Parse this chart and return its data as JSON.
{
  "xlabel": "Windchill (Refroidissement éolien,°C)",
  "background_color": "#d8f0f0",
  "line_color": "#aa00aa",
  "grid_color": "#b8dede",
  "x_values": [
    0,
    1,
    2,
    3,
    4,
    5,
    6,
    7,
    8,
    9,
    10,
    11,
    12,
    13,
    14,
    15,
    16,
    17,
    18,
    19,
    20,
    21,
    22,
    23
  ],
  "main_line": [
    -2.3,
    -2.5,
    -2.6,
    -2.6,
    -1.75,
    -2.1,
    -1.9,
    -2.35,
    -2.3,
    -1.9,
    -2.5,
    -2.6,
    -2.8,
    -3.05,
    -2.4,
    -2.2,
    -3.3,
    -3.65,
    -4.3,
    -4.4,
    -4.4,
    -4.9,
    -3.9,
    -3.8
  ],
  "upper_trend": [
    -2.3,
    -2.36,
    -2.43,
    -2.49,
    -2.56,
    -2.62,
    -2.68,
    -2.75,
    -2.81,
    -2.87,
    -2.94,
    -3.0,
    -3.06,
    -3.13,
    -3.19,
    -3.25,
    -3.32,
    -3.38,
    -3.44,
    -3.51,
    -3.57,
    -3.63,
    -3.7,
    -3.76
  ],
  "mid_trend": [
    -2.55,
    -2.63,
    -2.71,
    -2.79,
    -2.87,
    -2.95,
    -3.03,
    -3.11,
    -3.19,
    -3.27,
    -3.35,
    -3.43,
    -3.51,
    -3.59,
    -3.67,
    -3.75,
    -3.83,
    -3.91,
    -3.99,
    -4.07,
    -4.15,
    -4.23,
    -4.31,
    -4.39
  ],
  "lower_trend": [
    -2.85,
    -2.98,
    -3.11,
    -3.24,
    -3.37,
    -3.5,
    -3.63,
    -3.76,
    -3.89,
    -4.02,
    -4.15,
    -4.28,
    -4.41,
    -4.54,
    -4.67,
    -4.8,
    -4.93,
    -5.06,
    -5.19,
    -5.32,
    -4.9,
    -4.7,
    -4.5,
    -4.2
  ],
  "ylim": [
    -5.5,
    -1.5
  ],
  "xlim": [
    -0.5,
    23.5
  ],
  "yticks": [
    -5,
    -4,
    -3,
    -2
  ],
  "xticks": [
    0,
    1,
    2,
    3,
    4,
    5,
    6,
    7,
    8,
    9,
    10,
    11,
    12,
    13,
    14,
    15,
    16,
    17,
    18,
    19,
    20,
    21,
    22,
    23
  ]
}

Exercise goal:
Would you write down every record again, exactly?

Solution to the problem:
Parse this chart and return its data as JSON.
{
  "xlabel": "Windchill (Refroidissement éolien,°C)",
  "background_color": "#d8f0f0",
  "line_color": "#aa00aa",
  "grid_color": "#b8dede",
  "x_values": [
    0,
    1,
    2,
    3,
    4,
    5,
    6,
    7,
    8,
    9,
    10,
    11,
    12,
    13,
    14,
    15,
    16,
    17,
    18,
    19,
    20,
    21,
    22,
    23
  ],
  "main_line": [
    -2.3,
    -2.5,
    -2.6,
    -2.6,
    -1.75,
    -2.1,
    -1.9,
    -2.35,
    -2.3,
    -1.9,
    -2.5,
    -2.6,
    -2.8,
    -3.05,
    -2.4,
    -2.2,
    -3.3,
    -3.65,
    -4.3,
    -4.4,
    -4.4,
    -4.9,
    -3.9,
    -3.8
  ],
  "upper_trend": [
    -2.3,
    -2.36,
    -2.43,
    -2.49,
    -2.56,
    -2.62,
    -2.68,
    -2.75,
    -2.81,
    -2.87,
    -2.94,
    -3.0,
    -3.06,
    -3.13,
    -3.19,
    -3.25,
    -3.32,
    -3.38,
    -3.44,
    -3.51,
    -3.57,
    -3.63,
    -3.7,
    -3.76
  ],
  "mid_trend": [
    -2.55,
    -2.63,
    -2.71,
    -2.79,
    -2.87,
    -2.95,
    -3.03,
    -3.11,
    -3.19,
    -3.27,
    -3.35,
    -3.43,
    -3.51,
    -3.59,
    -3.67,
    -3.75,
    -3.83,
    -3.91,
    -3.99,
    -4.07,
    -4.15,
    -4.23,
    -4.31,
    -4.39
  ],
  "lower_trend": [
    -2.85,
    -2.98,
    -3.11,
    -3.24,
    -3.37,
    -3.5,
    -3.63,
    -3.76,
    -3.89,
    -4.02,
    -4.15,
    -4.28,
    -4.41,
    -4.54,
    -4.67,
    -4.8,
    -4.93,
    -5.06,
    -5.19,
    -5.32,
    -4.9,
    -4.7,
    -4.5,
    -4.2
  ],
  "ylim": [
    -5.5,
    -1.5
  ],
  "xlim": [
    -0.5,
    23.5
  ],
  "yticks": [
    -5,
    -4,
    -3,
    -2
  ],
  "xticks": [
    0,
    1,
    2,
    3,
    4,
    5,
    6,
    7,
    8,
    9,
    10,
    11,
    12,
    13,
    14,
    15,
    16,
    17,
    18,
    19,
    20,
    21,
    22,
    23
  ]
}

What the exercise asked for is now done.